**What to do:**
Return every line below in which "type" appears.

**Given data:**
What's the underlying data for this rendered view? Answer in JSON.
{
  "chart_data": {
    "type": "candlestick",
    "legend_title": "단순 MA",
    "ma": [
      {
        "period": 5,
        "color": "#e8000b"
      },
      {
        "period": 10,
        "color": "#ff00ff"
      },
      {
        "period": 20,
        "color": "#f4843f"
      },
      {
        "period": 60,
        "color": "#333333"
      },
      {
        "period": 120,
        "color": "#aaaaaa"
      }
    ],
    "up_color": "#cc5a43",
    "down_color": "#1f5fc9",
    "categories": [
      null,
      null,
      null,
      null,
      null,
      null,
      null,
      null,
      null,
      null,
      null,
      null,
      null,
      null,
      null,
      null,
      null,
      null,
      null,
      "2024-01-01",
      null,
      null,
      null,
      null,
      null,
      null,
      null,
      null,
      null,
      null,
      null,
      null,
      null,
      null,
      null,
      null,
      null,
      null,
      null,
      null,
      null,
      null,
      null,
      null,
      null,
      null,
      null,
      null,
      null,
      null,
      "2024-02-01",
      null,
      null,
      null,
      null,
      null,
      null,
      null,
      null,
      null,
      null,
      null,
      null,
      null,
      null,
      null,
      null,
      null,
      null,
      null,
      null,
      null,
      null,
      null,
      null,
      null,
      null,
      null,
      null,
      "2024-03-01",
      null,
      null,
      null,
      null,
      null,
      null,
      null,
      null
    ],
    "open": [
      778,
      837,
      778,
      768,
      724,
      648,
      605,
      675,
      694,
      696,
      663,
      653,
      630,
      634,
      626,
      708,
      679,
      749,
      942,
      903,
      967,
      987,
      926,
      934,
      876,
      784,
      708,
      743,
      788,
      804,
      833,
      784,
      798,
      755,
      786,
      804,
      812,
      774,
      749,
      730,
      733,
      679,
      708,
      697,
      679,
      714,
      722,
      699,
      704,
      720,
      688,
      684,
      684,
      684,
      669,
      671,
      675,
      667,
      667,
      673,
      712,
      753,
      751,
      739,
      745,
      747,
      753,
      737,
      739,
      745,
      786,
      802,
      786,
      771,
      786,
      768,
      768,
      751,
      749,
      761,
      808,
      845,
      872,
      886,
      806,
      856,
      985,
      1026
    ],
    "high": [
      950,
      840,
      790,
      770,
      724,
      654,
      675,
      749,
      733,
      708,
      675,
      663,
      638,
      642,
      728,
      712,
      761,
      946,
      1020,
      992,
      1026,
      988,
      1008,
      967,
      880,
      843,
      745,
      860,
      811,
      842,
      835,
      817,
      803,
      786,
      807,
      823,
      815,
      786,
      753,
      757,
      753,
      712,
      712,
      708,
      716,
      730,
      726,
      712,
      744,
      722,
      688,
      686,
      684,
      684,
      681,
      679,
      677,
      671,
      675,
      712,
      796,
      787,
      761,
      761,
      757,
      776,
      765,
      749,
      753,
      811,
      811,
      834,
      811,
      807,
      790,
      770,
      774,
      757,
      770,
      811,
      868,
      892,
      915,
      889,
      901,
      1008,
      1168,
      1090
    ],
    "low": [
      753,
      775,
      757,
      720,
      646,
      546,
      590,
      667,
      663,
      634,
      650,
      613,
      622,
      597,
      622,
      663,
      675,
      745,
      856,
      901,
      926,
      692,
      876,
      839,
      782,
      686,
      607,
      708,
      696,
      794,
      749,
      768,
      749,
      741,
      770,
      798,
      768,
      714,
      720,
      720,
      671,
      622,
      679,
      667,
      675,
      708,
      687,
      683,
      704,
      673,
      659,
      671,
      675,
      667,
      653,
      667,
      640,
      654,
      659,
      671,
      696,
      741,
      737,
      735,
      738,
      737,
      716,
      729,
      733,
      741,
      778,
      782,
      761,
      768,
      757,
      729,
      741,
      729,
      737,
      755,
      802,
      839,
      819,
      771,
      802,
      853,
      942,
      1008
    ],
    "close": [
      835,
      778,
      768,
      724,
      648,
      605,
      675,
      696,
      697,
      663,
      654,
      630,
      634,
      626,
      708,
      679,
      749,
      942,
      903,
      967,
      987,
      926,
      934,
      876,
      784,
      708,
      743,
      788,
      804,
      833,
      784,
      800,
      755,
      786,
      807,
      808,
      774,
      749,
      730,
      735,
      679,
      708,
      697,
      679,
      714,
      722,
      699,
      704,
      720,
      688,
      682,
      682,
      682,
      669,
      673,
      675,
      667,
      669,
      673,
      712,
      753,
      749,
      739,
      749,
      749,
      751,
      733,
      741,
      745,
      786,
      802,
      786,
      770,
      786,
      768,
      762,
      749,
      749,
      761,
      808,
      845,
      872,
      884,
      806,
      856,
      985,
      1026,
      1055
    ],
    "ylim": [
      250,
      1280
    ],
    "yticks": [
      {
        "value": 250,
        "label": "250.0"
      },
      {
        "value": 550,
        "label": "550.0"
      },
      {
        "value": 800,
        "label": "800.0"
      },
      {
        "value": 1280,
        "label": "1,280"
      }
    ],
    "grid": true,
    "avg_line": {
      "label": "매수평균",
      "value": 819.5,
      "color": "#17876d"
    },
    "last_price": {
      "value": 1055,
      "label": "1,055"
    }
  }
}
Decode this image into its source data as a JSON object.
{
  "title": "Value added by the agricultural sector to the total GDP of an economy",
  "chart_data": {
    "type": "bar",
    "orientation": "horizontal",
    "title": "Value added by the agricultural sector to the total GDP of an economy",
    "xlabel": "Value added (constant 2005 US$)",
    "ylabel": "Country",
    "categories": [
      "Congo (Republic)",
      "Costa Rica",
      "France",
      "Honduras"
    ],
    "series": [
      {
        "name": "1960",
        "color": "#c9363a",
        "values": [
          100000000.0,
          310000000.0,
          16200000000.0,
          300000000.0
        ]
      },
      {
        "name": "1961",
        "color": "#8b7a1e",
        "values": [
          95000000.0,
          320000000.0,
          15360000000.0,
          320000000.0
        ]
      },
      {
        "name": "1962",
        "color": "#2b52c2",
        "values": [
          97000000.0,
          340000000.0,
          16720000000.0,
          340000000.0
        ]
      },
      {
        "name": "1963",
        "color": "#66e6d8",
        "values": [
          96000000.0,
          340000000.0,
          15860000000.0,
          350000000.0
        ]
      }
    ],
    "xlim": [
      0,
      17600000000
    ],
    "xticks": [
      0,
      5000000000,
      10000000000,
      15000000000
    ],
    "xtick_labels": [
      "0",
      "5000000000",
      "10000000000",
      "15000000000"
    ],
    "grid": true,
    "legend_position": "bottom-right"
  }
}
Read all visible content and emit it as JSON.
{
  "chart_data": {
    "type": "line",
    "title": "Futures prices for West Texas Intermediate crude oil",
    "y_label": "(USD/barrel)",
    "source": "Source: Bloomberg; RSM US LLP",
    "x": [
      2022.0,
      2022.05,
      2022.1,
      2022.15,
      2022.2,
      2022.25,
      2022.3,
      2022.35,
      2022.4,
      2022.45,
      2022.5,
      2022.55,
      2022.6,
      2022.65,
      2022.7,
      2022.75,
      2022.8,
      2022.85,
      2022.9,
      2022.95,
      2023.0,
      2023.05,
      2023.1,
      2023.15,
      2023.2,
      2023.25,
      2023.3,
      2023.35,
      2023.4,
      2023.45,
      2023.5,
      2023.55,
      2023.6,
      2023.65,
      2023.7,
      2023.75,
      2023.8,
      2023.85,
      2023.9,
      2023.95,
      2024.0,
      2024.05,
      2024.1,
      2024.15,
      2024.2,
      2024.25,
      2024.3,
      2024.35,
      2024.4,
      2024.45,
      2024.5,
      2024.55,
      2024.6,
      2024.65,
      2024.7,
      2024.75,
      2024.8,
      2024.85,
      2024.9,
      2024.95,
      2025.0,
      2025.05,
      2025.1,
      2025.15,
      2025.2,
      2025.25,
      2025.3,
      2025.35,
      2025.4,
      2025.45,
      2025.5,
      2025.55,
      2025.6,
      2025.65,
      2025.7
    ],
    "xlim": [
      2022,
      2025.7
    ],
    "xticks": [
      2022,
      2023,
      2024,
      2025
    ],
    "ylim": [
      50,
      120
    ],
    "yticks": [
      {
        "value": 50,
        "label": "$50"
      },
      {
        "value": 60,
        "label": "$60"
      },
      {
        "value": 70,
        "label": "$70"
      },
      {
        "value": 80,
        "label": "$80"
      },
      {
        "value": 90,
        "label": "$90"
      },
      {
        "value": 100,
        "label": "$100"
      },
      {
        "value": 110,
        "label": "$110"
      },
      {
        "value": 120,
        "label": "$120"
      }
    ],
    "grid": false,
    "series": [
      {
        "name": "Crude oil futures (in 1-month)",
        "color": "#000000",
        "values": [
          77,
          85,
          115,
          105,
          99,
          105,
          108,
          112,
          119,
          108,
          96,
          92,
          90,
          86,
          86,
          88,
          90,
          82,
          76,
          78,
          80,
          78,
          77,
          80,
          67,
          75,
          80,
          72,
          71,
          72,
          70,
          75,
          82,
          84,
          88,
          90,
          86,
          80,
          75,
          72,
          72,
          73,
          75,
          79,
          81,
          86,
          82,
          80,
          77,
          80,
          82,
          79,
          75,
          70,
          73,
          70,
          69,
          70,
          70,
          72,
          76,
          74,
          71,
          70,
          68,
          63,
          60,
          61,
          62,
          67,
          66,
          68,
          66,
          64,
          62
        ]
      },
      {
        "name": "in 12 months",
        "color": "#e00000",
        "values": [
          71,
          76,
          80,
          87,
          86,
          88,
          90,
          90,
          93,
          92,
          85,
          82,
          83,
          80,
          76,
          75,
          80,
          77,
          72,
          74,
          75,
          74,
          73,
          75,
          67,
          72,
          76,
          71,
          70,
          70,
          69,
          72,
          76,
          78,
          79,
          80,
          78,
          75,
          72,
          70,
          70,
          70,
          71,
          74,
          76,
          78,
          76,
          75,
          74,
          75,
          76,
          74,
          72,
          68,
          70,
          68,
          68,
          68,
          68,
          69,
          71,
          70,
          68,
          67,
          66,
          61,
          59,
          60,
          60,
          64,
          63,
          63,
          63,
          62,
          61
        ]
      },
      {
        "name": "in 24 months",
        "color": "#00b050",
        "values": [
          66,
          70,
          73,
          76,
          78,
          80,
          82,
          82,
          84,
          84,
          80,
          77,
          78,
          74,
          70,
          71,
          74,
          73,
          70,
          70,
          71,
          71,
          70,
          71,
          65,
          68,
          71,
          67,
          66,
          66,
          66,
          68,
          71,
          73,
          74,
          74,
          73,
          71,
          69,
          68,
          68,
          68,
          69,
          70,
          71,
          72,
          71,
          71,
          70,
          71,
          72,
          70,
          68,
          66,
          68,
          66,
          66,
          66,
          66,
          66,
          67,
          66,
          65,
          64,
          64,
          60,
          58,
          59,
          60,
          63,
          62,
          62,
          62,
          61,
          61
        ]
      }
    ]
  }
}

**Written reply:**
    "type": "candlestick",
    "type": "bar",
    "type": "line",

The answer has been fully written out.